Exercise prompt
Sift the material for lines containing "icon", and return them.

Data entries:

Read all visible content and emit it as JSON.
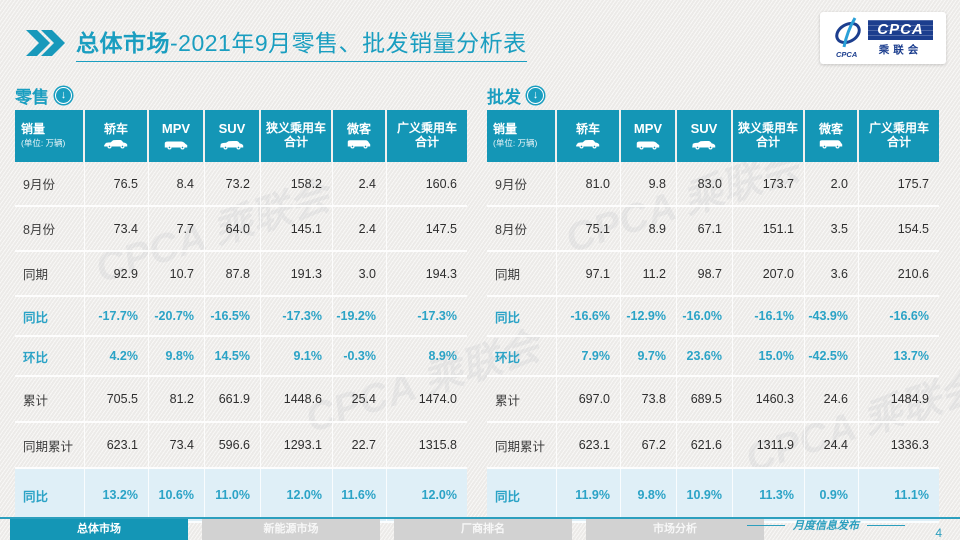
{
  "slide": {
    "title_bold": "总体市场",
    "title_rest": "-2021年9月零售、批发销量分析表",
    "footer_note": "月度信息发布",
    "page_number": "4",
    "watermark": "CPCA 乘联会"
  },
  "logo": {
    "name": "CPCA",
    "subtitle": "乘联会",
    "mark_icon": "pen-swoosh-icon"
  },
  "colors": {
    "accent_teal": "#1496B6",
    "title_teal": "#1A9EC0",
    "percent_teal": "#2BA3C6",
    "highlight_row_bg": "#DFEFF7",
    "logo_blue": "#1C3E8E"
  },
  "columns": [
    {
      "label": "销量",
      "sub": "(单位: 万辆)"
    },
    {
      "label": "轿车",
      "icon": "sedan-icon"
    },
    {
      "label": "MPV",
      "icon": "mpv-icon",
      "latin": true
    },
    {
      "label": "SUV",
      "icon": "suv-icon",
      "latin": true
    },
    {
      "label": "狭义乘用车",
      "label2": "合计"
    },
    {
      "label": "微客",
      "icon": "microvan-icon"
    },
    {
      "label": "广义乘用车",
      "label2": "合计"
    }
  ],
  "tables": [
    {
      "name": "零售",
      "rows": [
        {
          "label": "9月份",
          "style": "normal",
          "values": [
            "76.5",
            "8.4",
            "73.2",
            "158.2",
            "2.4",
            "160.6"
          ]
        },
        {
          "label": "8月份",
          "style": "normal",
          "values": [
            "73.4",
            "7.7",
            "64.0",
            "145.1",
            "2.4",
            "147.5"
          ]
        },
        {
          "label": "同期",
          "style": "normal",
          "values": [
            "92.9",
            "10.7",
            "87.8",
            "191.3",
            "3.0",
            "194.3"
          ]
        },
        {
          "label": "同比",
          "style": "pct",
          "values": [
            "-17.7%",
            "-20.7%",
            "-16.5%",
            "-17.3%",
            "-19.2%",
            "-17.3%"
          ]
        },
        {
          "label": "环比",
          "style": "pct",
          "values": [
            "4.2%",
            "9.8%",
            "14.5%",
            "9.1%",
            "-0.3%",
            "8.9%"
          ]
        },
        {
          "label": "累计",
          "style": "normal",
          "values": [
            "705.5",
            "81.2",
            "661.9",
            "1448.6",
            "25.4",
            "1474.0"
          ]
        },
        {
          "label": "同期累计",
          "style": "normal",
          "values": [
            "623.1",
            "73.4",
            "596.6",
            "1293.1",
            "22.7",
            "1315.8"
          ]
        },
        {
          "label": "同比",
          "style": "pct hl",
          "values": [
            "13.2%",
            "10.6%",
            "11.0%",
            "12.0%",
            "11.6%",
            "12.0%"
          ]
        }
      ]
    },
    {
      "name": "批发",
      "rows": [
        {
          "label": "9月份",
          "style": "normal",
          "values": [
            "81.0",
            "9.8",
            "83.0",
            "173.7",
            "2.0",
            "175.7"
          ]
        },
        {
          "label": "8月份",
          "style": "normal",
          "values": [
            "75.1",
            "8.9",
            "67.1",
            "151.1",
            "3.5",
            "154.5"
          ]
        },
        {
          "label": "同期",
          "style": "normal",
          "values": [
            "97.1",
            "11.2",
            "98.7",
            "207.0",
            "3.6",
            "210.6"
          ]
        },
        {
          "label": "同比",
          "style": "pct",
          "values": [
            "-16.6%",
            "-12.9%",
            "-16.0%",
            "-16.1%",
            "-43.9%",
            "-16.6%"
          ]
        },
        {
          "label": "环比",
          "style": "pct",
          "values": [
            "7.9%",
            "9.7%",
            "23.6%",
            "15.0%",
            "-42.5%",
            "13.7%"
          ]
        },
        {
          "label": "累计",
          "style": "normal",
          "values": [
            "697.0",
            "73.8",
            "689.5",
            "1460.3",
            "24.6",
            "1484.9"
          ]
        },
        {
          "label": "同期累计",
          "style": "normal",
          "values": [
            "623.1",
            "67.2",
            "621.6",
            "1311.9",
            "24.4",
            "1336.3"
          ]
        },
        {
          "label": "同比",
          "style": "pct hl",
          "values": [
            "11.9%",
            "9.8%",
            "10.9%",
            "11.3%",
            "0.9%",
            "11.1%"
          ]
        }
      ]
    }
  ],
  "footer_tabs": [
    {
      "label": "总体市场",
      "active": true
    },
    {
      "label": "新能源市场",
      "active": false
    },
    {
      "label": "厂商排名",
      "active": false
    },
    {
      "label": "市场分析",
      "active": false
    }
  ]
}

Task output
    "mark_icon": "pen-swoosh-icon"
      "icon": "sedan-icon"
      "icon": "mpv-icon",
      "icon": "suv-icon",
      "icon": "microvan-icon"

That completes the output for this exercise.